▶ [Excerpted data]
— begin —

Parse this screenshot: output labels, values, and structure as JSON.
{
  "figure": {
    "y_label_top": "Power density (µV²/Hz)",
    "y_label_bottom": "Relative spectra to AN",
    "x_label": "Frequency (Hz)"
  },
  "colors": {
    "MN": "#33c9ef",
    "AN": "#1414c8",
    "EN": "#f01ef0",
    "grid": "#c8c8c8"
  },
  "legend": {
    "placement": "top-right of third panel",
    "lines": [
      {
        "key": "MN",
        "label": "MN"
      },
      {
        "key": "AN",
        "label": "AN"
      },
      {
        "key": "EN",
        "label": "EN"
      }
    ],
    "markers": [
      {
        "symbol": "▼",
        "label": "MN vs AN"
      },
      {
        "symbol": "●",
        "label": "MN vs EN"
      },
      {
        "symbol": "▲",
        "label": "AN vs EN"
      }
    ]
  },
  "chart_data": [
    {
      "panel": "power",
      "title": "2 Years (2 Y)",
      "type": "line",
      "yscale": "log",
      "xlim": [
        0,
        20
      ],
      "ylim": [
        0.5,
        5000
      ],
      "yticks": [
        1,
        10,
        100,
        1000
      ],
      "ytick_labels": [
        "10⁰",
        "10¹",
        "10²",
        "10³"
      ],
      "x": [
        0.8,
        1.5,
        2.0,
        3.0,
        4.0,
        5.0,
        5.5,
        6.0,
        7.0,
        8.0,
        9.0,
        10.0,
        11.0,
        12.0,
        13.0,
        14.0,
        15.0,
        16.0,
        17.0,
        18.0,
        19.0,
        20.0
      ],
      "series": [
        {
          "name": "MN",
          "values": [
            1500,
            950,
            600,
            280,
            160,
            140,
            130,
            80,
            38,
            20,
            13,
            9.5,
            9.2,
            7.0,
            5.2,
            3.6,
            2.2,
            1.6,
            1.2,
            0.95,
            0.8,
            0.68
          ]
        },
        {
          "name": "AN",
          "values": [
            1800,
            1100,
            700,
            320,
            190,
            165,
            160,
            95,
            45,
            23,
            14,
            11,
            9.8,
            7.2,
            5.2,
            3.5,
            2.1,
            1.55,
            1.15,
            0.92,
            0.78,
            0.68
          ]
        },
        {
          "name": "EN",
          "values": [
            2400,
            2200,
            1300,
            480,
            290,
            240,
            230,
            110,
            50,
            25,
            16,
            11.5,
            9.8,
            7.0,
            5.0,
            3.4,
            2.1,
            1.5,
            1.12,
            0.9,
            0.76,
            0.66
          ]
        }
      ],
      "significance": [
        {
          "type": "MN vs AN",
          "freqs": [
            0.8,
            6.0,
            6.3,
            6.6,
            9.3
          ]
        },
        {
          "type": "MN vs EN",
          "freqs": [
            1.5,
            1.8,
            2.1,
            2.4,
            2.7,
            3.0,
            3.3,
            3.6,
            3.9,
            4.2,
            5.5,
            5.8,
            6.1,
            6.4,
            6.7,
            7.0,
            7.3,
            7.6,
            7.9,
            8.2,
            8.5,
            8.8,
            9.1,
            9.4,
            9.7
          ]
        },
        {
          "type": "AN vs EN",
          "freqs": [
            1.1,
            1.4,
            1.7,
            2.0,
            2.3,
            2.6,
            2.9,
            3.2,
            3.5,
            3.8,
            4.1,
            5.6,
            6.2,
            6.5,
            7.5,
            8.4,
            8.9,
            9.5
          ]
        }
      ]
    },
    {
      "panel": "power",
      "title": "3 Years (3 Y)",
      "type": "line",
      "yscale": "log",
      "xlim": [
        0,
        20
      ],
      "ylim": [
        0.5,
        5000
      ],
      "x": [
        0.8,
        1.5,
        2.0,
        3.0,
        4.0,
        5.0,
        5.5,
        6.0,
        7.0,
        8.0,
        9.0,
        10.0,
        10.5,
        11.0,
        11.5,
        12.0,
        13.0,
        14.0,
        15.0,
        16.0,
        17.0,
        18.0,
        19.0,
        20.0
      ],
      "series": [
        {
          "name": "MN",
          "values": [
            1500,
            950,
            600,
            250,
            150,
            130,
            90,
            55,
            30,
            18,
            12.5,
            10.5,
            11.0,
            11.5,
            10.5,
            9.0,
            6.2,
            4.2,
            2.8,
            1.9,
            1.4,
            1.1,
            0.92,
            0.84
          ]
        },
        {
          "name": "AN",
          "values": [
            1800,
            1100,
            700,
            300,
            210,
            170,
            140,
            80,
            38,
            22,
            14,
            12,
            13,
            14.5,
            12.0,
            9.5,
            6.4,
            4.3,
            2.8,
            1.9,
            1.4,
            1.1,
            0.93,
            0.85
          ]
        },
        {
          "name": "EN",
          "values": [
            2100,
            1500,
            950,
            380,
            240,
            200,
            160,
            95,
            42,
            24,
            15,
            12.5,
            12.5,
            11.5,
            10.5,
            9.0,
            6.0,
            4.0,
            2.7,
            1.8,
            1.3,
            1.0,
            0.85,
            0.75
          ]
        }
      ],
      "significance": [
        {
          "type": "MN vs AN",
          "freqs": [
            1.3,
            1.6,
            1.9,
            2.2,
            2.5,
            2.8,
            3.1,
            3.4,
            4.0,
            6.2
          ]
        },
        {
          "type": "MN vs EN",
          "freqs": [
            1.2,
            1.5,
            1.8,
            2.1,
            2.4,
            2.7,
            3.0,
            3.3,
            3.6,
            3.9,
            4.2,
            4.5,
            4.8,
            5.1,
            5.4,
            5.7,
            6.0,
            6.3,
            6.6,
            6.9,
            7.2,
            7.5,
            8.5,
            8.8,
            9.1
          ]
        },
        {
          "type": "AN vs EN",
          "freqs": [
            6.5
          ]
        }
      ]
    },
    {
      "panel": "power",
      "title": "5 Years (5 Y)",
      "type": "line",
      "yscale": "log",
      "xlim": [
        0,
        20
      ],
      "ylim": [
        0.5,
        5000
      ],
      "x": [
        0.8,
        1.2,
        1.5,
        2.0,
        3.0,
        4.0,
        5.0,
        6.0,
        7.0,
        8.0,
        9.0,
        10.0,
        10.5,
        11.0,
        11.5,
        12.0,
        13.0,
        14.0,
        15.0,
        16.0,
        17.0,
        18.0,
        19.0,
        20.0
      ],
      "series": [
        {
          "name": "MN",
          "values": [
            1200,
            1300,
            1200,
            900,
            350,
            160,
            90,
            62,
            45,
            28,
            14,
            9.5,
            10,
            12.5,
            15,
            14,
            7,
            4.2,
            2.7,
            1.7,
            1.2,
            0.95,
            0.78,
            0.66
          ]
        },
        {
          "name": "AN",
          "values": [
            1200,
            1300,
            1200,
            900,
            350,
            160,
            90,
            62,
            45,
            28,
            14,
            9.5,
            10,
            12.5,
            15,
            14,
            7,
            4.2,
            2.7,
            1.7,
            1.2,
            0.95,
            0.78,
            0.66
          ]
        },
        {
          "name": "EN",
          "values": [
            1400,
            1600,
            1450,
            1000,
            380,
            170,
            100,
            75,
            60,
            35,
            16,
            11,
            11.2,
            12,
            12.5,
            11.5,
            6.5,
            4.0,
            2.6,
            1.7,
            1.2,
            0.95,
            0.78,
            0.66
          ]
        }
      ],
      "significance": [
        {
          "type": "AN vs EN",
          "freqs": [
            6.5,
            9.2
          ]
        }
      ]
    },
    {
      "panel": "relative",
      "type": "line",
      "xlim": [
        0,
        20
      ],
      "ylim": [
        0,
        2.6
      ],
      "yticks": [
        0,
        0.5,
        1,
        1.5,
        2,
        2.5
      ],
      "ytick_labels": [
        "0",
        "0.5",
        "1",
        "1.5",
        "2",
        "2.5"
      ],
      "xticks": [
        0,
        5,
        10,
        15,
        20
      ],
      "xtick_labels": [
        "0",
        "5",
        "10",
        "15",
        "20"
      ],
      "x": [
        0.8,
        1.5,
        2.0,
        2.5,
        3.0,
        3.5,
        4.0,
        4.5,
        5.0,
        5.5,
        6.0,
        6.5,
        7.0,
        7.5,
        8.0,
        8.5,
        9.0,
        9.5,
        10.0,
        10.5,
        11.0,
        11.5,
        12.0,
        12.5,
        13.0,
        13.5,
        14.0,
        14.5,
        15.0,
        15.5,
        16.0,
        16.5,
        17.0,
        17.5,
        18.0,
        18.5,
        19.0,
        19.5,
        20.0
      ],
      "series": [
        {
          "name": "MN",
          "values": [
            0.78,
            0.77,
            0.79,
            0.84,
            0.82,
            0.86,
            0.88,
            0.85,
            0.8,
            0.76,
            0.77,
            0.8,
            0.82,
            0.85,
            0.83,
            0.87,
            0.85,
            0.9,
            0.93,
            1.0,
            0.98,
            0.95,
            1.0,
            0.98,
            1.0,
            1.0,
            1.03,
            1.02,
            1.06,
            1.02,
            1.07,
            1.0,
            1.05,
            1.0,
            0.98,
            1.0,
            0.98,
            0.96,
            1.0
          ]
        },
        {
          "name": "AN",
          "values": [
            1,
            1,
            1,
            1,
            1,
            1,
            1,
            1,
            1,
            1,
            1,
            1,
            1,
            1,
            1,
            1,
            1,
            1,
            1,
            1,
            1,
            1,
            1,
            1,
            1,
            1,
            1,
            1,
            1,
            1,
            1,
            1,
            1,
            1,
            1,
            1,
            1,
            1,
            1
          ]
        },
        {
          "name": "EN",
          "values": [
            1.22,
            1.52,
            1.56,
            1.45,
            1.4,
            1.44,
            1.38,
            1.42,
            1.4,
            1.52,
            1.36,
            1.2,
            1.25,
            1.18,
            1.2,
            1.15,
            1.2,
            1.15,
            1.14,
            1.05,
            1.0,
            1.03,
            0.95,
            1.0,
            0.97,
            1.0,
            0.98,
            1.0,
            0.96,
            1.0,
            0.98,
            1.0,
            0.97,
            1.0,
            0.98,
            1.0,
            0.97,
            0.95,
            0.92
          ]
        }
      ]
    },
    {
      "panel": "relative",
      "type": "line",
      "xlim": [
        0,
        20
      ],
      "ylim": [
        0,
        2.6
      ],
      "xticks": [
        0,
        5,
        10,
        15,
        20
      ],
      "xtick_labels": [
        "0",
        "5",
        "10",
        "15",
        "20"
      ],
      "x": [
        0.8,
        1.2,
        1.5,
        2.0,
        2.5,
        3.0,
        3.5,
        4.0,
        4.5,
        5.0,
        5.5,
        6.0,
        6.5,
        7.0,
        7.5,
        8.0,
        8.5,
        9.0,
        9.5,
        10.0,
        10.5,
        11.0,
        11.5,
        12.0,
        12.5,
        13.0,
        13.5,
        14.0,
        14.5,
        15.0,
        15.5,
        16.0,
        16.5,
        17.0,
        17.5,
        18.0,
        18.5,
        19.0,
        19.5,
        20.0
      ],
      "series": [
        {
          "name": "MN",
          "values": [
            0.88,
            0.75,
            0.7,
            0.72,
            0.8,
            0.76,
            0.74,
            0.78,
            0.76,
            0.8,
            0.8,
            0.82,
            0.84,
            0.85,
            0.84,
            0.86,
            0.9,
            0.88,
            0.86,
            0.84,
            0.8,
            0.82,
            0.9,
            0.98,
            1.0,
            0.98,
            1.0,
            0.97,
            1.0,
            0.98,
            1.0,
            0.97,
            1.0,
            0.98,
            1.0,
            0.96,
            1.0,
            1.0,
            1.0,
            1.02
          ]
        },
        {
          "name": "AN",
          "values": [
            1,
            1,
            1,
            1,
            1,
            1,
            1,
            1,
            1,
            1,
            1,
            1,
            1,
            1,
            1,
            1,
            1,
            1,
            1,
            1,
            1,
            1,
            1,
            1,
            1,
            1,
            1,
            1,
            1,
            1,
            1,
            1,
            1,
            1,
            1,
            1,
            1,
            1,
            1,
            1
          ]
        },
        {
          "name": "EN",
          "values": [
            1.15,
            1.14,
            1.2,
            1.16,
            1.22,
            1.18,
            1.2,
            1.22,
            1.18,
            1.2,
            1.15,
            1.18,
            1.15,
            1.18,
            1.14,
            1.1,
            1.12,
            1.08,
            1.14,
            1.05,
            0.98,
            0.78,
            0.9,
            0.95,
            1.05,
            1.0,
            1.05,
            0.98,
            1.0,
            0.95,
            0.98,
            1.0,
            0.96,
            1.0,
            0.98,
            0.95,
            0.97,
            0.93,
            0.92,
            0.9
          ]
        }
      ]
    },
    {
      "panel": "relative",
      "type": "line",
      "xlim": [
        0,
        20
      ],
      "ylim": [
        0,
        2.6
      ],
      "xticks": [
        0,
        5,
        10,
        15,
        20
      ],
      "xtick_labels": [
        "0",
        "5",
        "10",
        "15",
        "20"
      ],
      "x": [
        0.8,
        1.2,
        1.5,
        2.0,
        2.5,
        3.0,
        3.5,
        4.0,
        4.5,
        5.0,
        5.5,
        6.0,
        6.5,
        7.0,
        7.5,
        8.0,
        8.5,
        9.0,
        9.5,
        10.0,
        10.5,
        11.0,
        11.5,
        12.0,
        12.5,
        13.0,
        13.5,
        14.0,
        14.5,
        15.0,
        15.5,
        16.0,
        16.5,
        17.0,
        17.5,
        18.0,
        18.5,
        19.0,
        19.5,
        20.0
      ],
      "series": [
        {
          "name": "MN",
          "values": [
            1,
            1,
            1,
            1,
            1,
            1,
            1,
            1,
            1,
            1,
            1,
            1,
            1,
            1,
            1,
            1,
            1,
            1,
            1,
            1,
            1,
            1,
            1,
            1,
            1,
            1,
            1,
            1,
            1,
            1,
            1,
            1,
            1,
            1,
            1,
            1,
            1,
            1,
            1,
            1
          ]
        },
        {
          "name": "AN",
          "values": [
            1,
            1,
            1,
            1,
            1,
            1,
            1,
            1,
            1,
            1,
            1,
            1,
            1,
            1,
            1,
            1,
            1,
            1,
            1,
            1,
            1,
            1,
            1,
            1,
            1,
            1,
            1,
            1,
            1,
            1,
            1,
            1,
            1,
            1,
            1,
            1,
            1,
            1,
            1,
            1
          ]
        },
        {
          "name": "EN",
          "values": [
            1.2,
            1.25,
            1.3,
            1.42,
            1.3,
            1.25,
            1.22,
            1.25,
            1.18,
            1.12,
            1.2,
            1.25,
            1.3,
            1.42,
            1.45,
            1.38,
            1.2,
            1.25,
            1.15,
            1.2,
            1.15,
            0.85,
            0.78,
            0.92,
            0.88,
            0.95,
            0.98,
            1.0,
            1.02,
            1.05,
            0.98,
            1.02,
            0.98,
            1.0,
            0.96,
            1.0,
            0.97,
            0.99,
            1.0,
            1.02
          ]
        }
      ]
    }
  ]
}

— end —

▶ [Task goal]
Copy all the lines above that hold the string "Years".

▶ [Completed task]
      "title": "2 Years (2 Y)",
      "title": "3 Years (3 Y)",
      "title": "5 Years (5 Y)",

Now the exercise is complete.